GIVEN INSTRUCTION: Retype all of the data exactly as given.

ENTRIES SUPPLIED:

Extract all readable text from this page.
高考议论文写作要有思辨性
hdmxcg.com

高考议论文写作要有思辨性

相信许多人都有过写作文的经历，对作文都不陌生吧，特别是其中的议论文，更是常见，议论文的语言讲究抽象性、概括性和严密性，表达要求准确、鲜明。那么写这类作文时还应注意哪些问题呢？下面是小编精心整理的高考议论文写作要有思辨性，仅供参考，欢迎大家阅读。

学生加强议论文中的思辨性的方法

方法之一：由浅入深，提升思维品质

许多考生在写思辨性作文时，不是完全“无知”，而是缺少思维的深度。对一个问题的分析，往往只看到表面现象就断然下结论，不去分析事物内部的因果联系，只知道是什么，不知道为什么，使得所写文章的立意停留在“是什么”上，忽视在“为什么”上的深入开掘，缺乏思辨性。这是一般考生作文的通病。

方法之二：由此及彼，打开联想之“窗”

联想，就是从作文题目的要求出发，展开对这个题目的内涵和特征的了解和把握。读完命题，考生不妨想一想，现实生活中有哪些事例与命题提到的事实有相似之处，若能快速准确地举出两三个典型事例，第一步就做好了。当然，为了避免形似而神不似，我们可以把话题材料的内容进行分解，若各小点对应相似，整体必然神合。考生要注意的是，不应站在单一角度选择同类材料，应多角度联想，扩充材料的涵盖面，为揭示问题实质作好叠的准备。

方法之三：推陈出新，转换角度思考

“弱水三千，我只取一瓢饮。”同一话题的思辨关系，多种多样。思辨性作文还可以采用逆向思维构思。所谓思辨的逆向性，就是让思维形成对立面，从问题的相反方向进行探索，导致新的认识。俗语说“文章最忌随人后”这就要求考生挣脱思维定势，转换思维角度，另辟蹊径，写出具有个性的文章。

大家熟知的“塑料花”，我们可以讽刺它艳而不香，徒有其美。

SOLUTION FOR THIS PROBLEM:
Extract all readable text from this page.
高考议论文写作要有思辨性
hdmxcg.com

高考议论文写作要有思辨性

相信许多人都有过写作文的经历，对作文都不陌生吧，特别是其中的议论文，更是常见，议论文的语言讲究抽象性、概括性和严密性，表达要求准确、鲜明。那么写这类作文时还应注意哪些问题呢？下面是小编精心整理的高考议论文写作要有思辨性，仅供参考，欢迎大家阅读。

学生加强议论文中的思辨性的方法

方法之一：由浅入深，提升思维品质

许多考生在写思辨性作文时，不是完全“无知”，而是缺少思维的深度。对一个问题的分析，往往只看到表面现象就断然下结论，不去分析事物内部的因果联系，只知道是什么，不知道为什么，使得所写文章的立意停留在“是什么”上，忽视在“为什么”上的深入开掘，缺乏思辨性。这是一般考生作文的通病。

方法之二：由此及彼，打开联想之“窗”

联想，就是从作文题目的要求出发，展开对这个题目的内涵和特征的了解和把握。读完命题，考生不妨想一想，现实生活中有哪些事例与命题提到的事实有相似之处，若能快速准确地举出两三个典型事例，第一步就做好了。当然，为了避免形似而神不似，我们可以把话题材料的内容进行分解，若各小点对应相似，整体必然神合。考生要注意的是，不应站在单一角度选择同类材料，应多角度联想，扩充材料的涵盖面，为揭示问题实质作好叠的准备。

方法之三：推陈出新，转换角度思考

“弱水三千，我只取一瓢饮。”同一话题的思辨关系，多种多样。思辨性作文还可以采用逆向思维构思。所谓思辨的逆向性，就是让思维形成对立面，从问题的相反方向进行探索，导致新的认识。俗语说“文章最忌随人后”这就要求考生挣脱思维定势，转换思维角度，另辟蹊径，写出具有个性的文章。

大家熟知的“塑料花”，我们可以讽刺它艳而不香，徒有其美。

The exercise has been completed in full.